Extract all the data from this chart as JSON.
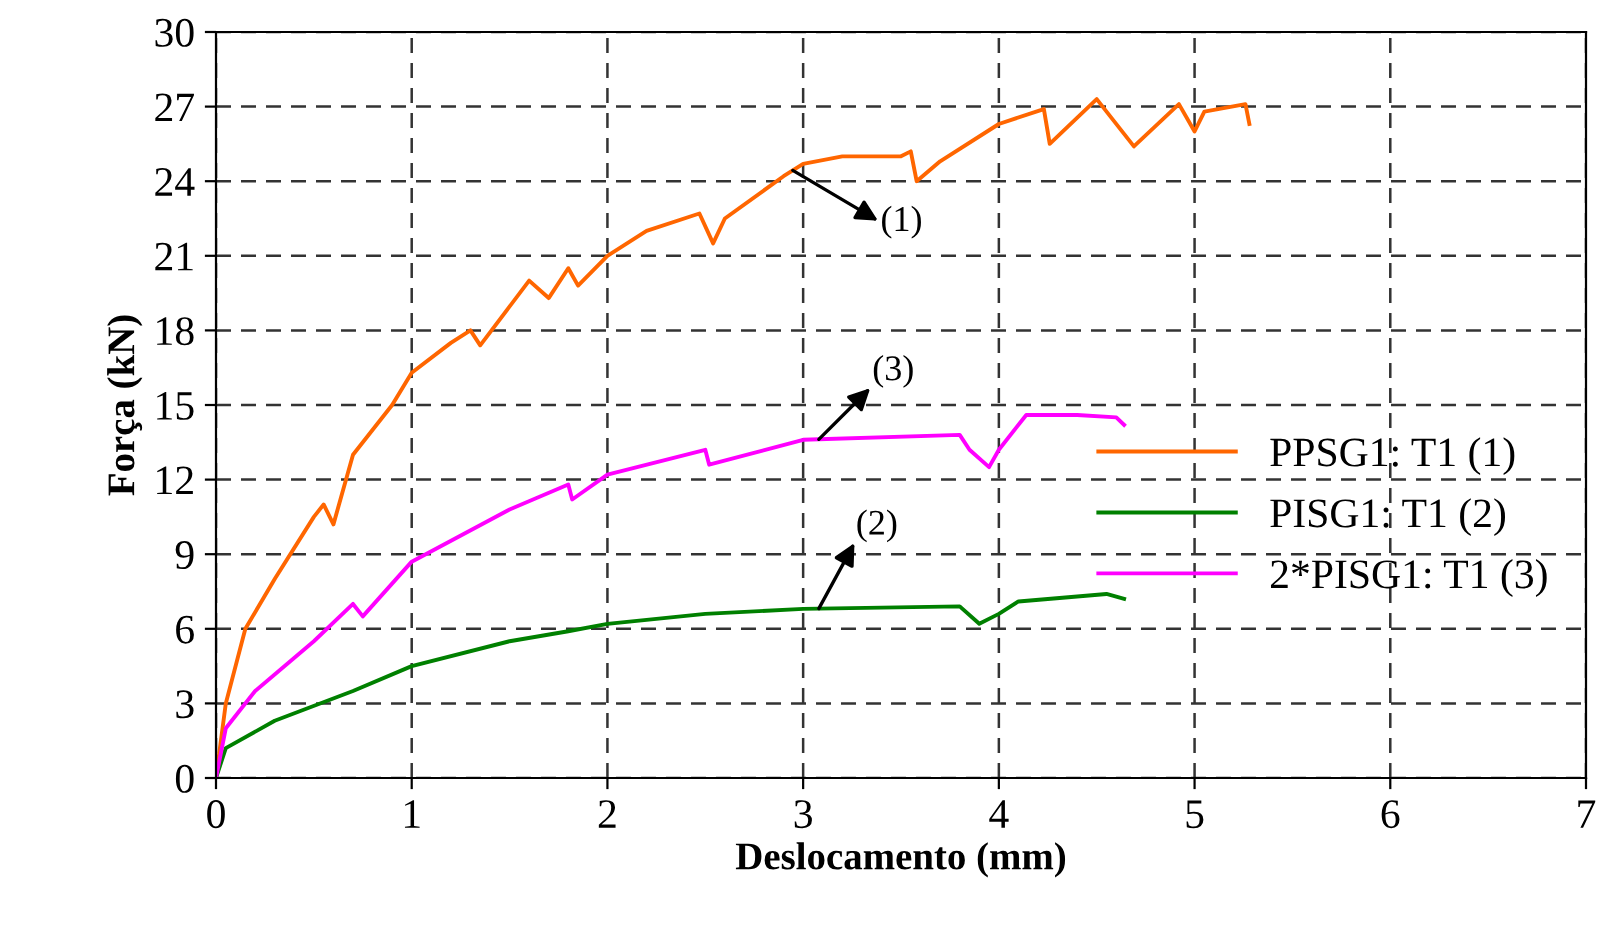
{
  "chart_data": {
    "type": "line",
    "xlabel": "Deslocamento (mm)",
    "ylabel": "Força (kN)",
    "xlim": [
      0,
      7
    ],
    "ylim": [
      0,
      30
    ],
    "xticks": [
      0,
      1,
      2,
      3,
      4,
      5,
      6,
      7
    ],
    "yticks": [
      0,
      3,
      6,
      9,
      12,
      15,
      18,
      21,
      24,
      27,
      30
    ],
    "grid": true,
    "legend": "right",
    "marker": "none",
    "line_style": "solid",
    "series": [
      {
        "name": "PPSG1: T1 (1)",
        "color": "#ff6600",
        "x": [
          0,
          0.05,
          0.15,
          0.3,
          0.5,
          0.55,
          0.6,
          0.7,
          0.9,
          1.0,
          1.2,
          1.3,
          1.35,
          1.6,
          1.7,
          1.8,
          1.85,
          2.0,
          2.2,
          2.47,
          2.54,
          2.6,
          2.9,
          3.0,
          3.2,
          3.5,
          3.55,
          3.58,
          3.7,
          4.0,
          4.23,
          4.26,
          4.5,
          4.69,
          4.92,
          5.0,
          5.05,
          5.26,
          5.28
        ],
        "values": [
          0,
          3,
          6,
          8,
          10.5,
          11,
          10.2,
          13,
          15,
          16.3,
          17.5,
          18,
          17.4,
          20,
          19.3,
          20.5,
          19.8,
          21,
          22,
          22.7,
          21.5,
          22.5,
          24.2,
          24.7,
          25,
          25,
          25.2,
          24,
          24.8,
          26.3,
          26.9,
          25.5,
          27.3,
          25.4,
          27.1,
          26,
          26.8,
          27.1,
          26.3
        ]
      },
      {
        "name": "PISG1: T1 (2)",
        "color": "#008000",
        "x": [
          0,
          0.05,
          0.3,
          0.7,
          1.0,
          1.5,
          1.8,
          2.0,
          2.5,
          3.0,
          3.8,
          3.9,
          4.0,
          4.1,
          4.55,
          4.64
        ],
        "values": [
          0,
          1.2,
          2.3,
          3.5,
          4.5,
          5.5,
          5.9,
          6.2,
          6.6,
          6.8,
          6.9,
          6.2,
          6.6,
          7.1,
          7.4,
          7.2
        ]
      },
      {
        "name": "2*PISG1: T1 (3)",
        "color": "#ff00ff",
        "x": [
          0,
          0.05,
          0.2,
          0.5,
          0.7,
          0.75,
          1.0,
          1.5,
          1.8,
          1.82,
          2.0,
          2.5,
          2.52,
          3.0,
          3.8,
          3.85,
          3.95,
          4.0,
          4.14,
          4.4,
          4.6,
          4.64
        ],
        "values": [
          0,
          2,
          3.5,
          5.5,
          7,
          6.5,
          8.7,
          10.8,
          11.8,
          11.2,
          12.2,
          13.2,
          12.6,
          13.6,
          13.8,
          13.2,
          12.5,
          13.2,
          14.6,
          14.6,
          14.5,
          14.2
        ]
      }
    ],
    "annotations": [
      "(1)",
      "(2)",
      "(3)"
    ]
  }
}
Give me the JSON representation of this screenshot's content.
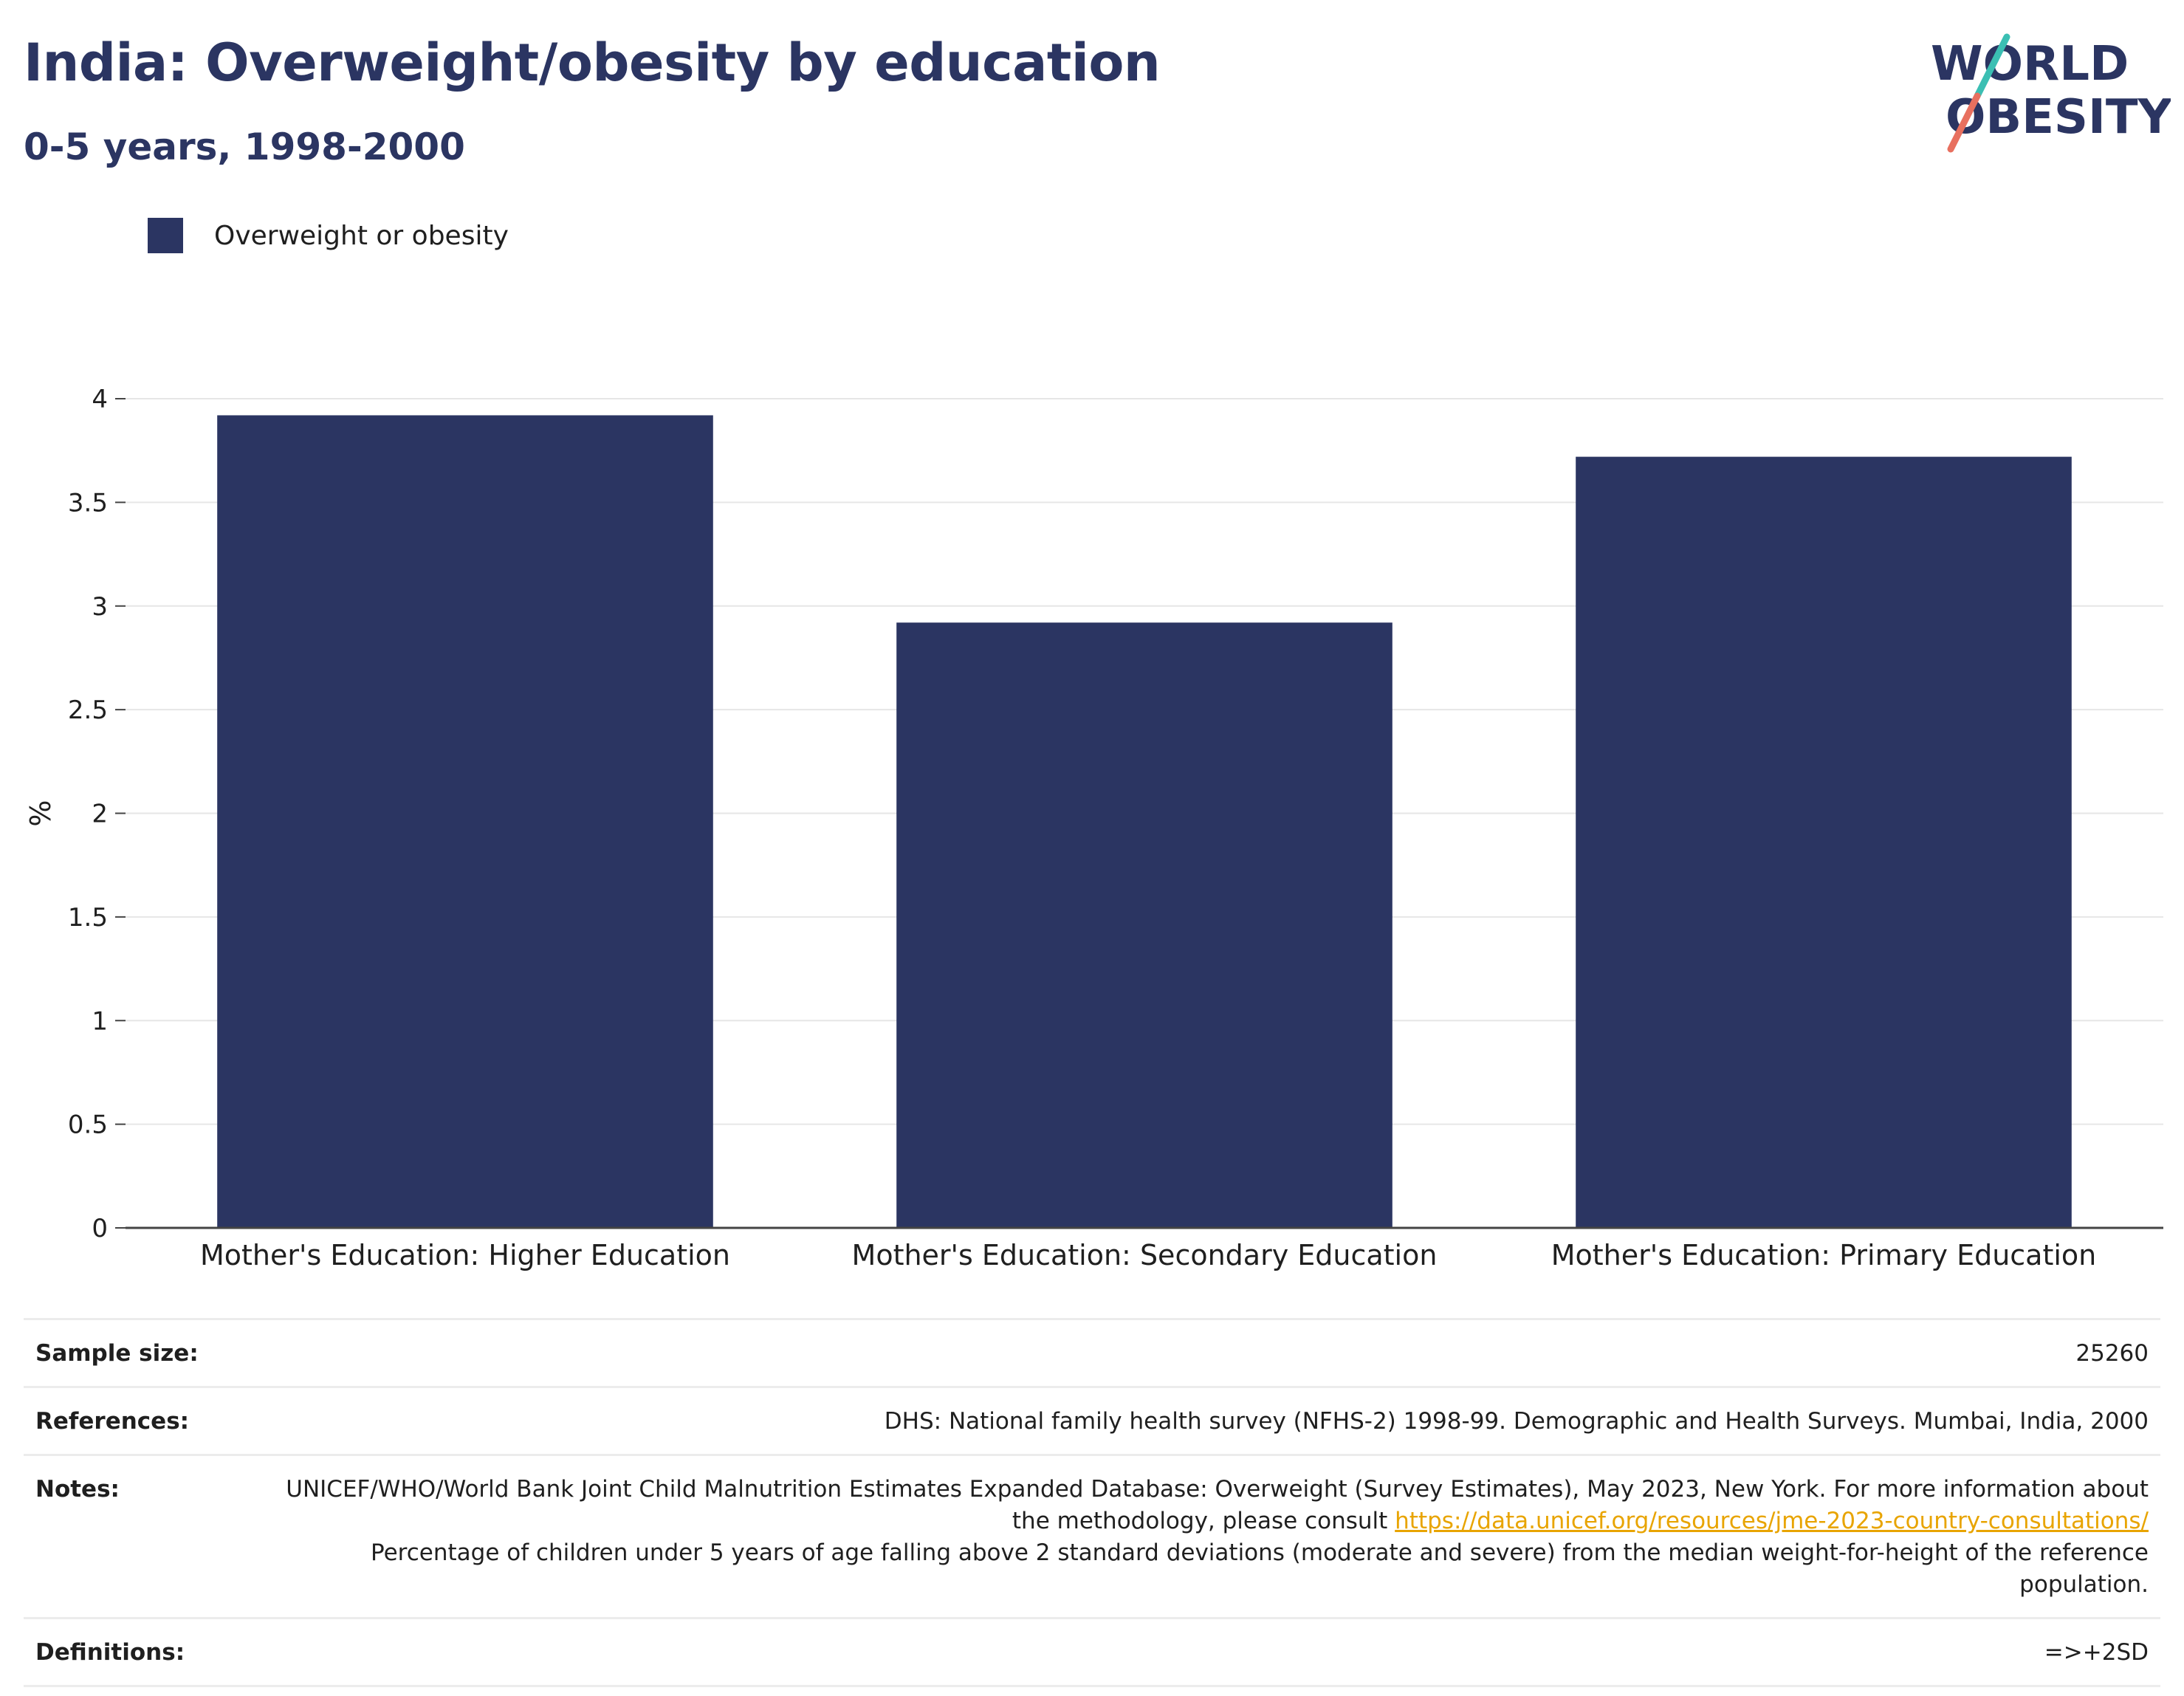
{
  "header": {
    "title": "India: Overweight/obesity by education",
    "subtitle": "0-5 years, 1998-2000"
  },
  "logo": {
    "line1": "WORLD",
    "line2": "OBESITY",
    "colors": {
      "text": "#2b3562",
      "slash_top": "#3bbfb3",
      "slash_bottom": "#e8705f"
    }
  },
  "colors": {
    "bar": "#2b3562",
    "grid": "#e6e6e6",
    "axis": "#444444",
    "link": "#e8a400"
  },
  "legend": {
    "label": "Overweight or obesity",
    "placement": "top-left"
  },
  "chart_data": {
    "type": "bar",
    "categories": [
      "Mother's Education: Higher Education",
      "Mother's Education: Secondary Education",
      "Mother's Education: Primary Education"
    ],
    "series": [
      {
        "name": "Overweight or obesity",
        "values": [
          3.92,
          2.92,
          3.72
        ]
      }
    ],
    "title": "India: Overweight/obesity by education",
    "subtitle": "0-5 years, 1998-2000",
    "xlabel": "",
    "ylabel": "%",
    "ylim": [
      0,
      4
    ],
    "yticks": [
      "0",
      "0.5",
      "1",
      "1.5",
      "2",
      "2.5",
      "3",
      "3.5",
      "4"
    ],
    "grid": true
  },
  "footer": {
    "sample_size": {
      "label": "Sample size:",
      "value": "25260"
    },
    "references": {
      "label": "References:",
      "value": "DHS: National family health survey (NFHS-2) 1998-99. Demographic and Health Surveys. Mumbai, India, 2000"
    },
    "notes": {
      "label": "Notes:",
      "text_before_link": "UNICEF/WHO/World Bank Joint Child Malnutrition Estimates Expanded Database: Overweight (Survey Estimates), May 2023, New York. For more information about the methodology, please consult ",
      "link": "https://data.unicef.org/resources/jme-2023-country-consultations/",
      "text_after_link": "Percentage of children under 5 years of age falling above 2 standard deviations (moderate and severe) from the median weight-for-height of the reference population."
    },
    "definitions": {
      "label": "Definitions:",
      "value": "=>+2SD"
    }
  }
}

========================

* [What needs to be done]
Where does the word "from" appear in the listing? List each line that holds it.

* [Correct output]
Extract all the data from this chart as JSON.
      "text_after_link": "Percentage of children under 5 years of age falling above 2 standard deviations (moderate and severe) from the median weight-for-height of the reference population."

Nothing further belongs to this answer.